Area of Law: Employment Law
Answer # 630
What to do about workplace discrimination or harassmentRegion: Ontario Answer # 630
If you are being illegally discriminated against or harassed, but you believe that you can confront the person responsible, then you should do so. Immediately bring the problem to the attention of that individual, and tell the person in a polite but firm manner that their conduct is not acceptable.
Keep written records
Make a written note of your attempts to bring the conduct to an end and the person’s response. You should also keep a written record of the incidents of discrimination and harassment as they happen. This may become very useful if you have to prove your version of the events at a later time. You should record what happened, when it happened, where it happened, who the people involved were, whether any other people witnessed the same conduct, and what you and others did in response to this conduct.
Talk to your employer
Ontario employers are required by law to protect their employees from workplace harassment. Policies and procedures must exist to allow you to make complaints of workplace harassment, and to have those complaints investigated. This is the case even if your employer or supervisor is the harasser.

Given data =>
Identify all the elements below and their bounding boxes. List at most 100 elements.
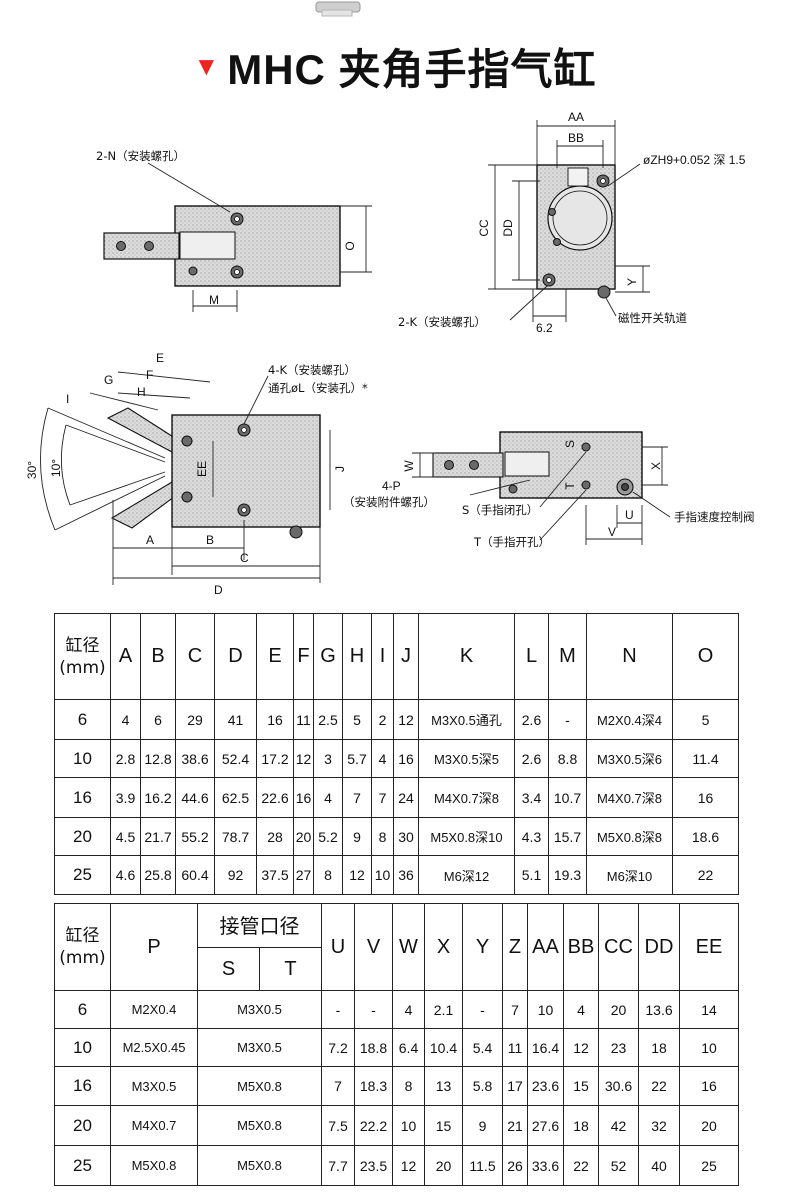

The problem =>
Retype the workplace harassment text, everything from "Keep written records" down to "is the harasser.". The data above is separate from the workplace harassment text.

Exercise result =>
Keep written records
Make a written note of your attempts to bring the conduct to an end and the person’s response. You should also keep a written record of the incidents of discrimination and harassment as they happen. This may become very useful if you have to prove your version of the events at a later time. You should record what happened, when it happened, where it happened, who the people involved were, whether any other people witnessed the same conduct, and what you and others did in response to this conduct.
Talk to your employer
Ontario employers are required by law to protect their employees from workplace harassment. Policies and procedures must exist to allow you to make complaints of workplace harassment, and to have those complaints investigated. This is the case even if your employer or supervisor is the harasser.